Dataset items

[BEGIN]

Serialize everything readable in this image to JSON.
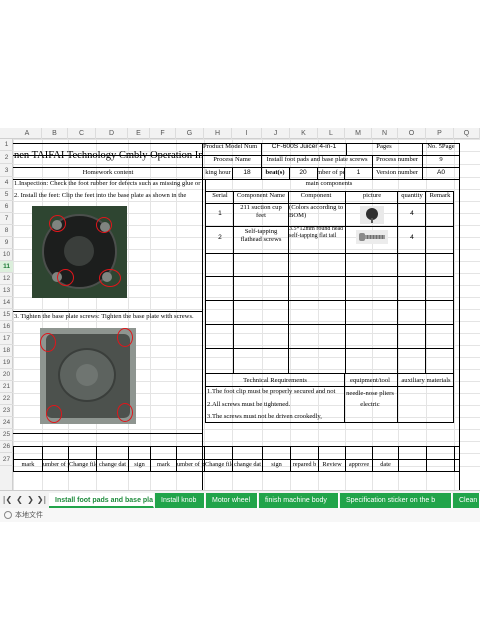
{
  "columns": [
    "A",
    "B",
    "C",
    "D",
    "E",
    "F",
    "G",
    "H",
    "I",
    "J",
    "K",
    "L",
    "M",
    "N",
    "O",
    "P",
    "Q"
  ],
  "rows": [
    "1",
    "2",
    "3",
    "4",
    "5",
    "6",
    "7",
    "8",
    "9",
    "10",
    "11",
    "12",
    "13",
    "14",
    "15",
    "16",
    "17",
    "18",
    "19",
    "20",
    "21",
    "22",
    "23",
    "24",
    "25",
    "26",
    "27"
  ],
  "selected_row": "11",
  "header": {
    "company_title": "nen TAIFAI Technology C",
    "doc_title": "mbly Operation Instru",
    "product_model_label": "Product Model Num",
    "product_model_value": "CF-600S Juicer 4-in-1",
    "pages_label": "Pages",
    "pages_value": "No. 5Page",
    "process_name_label": "Process Name",
    "process_name_value": "Install foot pads and base plate screws",
    "process_number_label": "Process number",
    "process_number_value": "9",
    "homework_label": "Homework content",
    "working_hour_label": "king hour",
    "working_hour_value": "18",
    "beat_label": "beat(s)",
    "beat_value": "20",
    "number_label": "mber of pe",
    "number_value": "1",
    "version_label": "Version number",
    "version_value": "A0"
  },
  "steps": {
    "step1": "1.Inspection: Check the foot rubber for defects such as missing glue or",
    "step2": "2. Install the feet: Clip the feet into the base plate as shown in the",
    "step3": "3. Tighten the base plate screws: Tighten the base plate with screws."
  },
  "components": {
    "title": "main components",
    "headers": [
      "Serial",
      "Component Name",
      "Component",
      "picture",
      "quantity",
      "Remark"
    ],
    "rows": [
      {
        "serial": "1",
        "name": "211 suction cup feet",
        "component": "(Colors according to BOM)",
        "quantity": "4"
      },
      {
        "serial": "2",
        "name": "Self-tapping flathead screws",
        "component": "3.5*12mm round head self-tapping flat tail",
        "quantity": "4"
      }
    ]
  },
  "requirements": {
    "title": "Technical Requirements",
    "equipment_label": "equipment/tool",
    "auxiliary_label": "auxiliary materials",
    "items": [
      "1.The foot clip must be properly secured and not",
      "2.All screws must be tightened.",
      "3.The screws must not be driven crookedly,"
    ],
    "tools": [
      "needle-nose pliers",
      "electric"
    ]
  },
  "footer": [
    "mark",
    "umber of pl",
    "Change file number",
    "change dat",
    "sign",
    "mark",
    "umber of pl",
    "Change file number",
    "change dat",
    "sign",
    "repared b",
    "Review",
    "approve",
    "date"
  ],
  "tabs": [
    {
      "label": "Install foot pads and base pla",
      "active": true
    },
    {
      "label": "Install knob",
      "active": false
    },
    {
      "label": "Motor wheel",
      "active": false
    },
    {
      "label": "finish machine body",
      "active": false
    },
    {
      "label": "Specification sticker on the b",
      "active": false
    },
    {
      "label": "Clean th",
      "active": false
    }
  ],
  "nav_icons": [
    "first-sheet-icon",
    "prev-sheet-icon",
    "next-sheet-icon",
    "last-sheet-icon"
  ],
  "status_text": "本地文件"
}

[END]

### WHAT YOU NEED TO DO
Reproduce the records, all of them, word for word; omit the pictures.

### ANSWER BELOW
Serialize everything readable in this image to JSON.
{
  "columns": [
    "A",
    "B",
    "C",
    "D",
    "E",
    "F",
    "G",
    "H",
    "I",
    "J",
    "K",
    "L",
    "M",
    "N",
    "O",
    "P",
    "Q"
  ],
  "rows": [
    "1",
    "2",
    "3",
    "4",
    "5",
    "6",
    "7",
    "8",
    "9",
    "10",
    "11",
    "12",
    "13",
    "14",
    "15",
    "16",
    "17",
    "18",
    "19",
    "20",
    "21",
    "22",
    "23",
    "24",
    "25",
    "26",
    "27"
  ],
  "selected_row": "11",
  "header": {
    "company_title": "nen TAIFAI Technology C",
    "doc_title": "mbly Operation Instru",
    "product_model_label": "Product Model Num",
    "product_model_value": "CF-600S Juicer 4-in-1",
    "pages_label": "Pages",
    "pages_value": "No. 5Page",
    "process_name_label": "Process Name",
    "process_name_value": "Install foot pads and base plate screws",
    "process_number_label": "Process number",
    "process_number_value": "9",
    "homework_label": "Homework content",
    "working_hour_label": "king hour",
    "working_hour_value": "18",
    "beat_label": "beat(s)",
    "beat_value": "20",
    "number_label": "mber of pe",
    "number_value": "1",
    "version_label": "Version number",
    "version_value": "A0"
  },
  "steps": {
    "step1": "1.Inspection: Check the foot rubber for defects such as missing glue or",
    "step2": "2. Install the feet: Clip the feet into the base plate as shown in the",
    "step3": "3. Tighten the base plate screws: Tighten the base plate with screws."
  },
  "components": {
    "title": "main components",
    "headers": [
      "Serial",
      "Component Name",
      "Component",
      "picture",
      "quantity",
      "Remark"
    ],
    "rows": [
      {
        "serial": "1",
        "name": "211 suction cup feet",
        "component": "(Colors according to BOM)",
        "quantity": "4"
      },
      {
        "serial": "2",
        "name": "Self-tapping flathead screws",
        "component": "3.5*12mm round head self-tapping flat tail",
        "quantity": "4"
      }
    ]
  },
  "requirements": {
    "title": "Technical Requirements",
    "equipment_label": "equipment/tool",
    "auxiliary_label": "auxiliary materials",
    "items": [
      "1.The foot clip must be properly secured and not",
      "2.All screws must be tightened.",
      "3.The screws must not be driven crookedly,"
    ],
    "tools": [
      "needle-nose pliers",
      "electric"
    ]
  },
  "footer": [
    "mark",
    "umber of pl",
    "Change file number",
    "change dat",
    "sign",
    "mark",
    "umber of pl",
    "Change file number",
    "change dat",
    "sign",
    "repared b",
    "Review",
    "approve",
    "date"
  ],
  "tabs": [
    {
      "label": "Install foot pads and base pla",
      "active": true
    },
    {
      "label": "Install knob",
      "active": false
    },
    {
      "label": "Motor wheel",
      "active": false
    },
    {
      "label": "finish machine body",
      "active": false
    },
    {
      "label": "Specification sticker on the b",
      "active": false
    },
    {
      "label": "Clean th",
      "active": false
    }
  ],
  "nav_icons": [
    "first-sheet-icon",
    "prev-sheet-icon",
    "next-sheet-icon",
    "last-sheet-icon"
  ],
  "status_text": "本地文件"
}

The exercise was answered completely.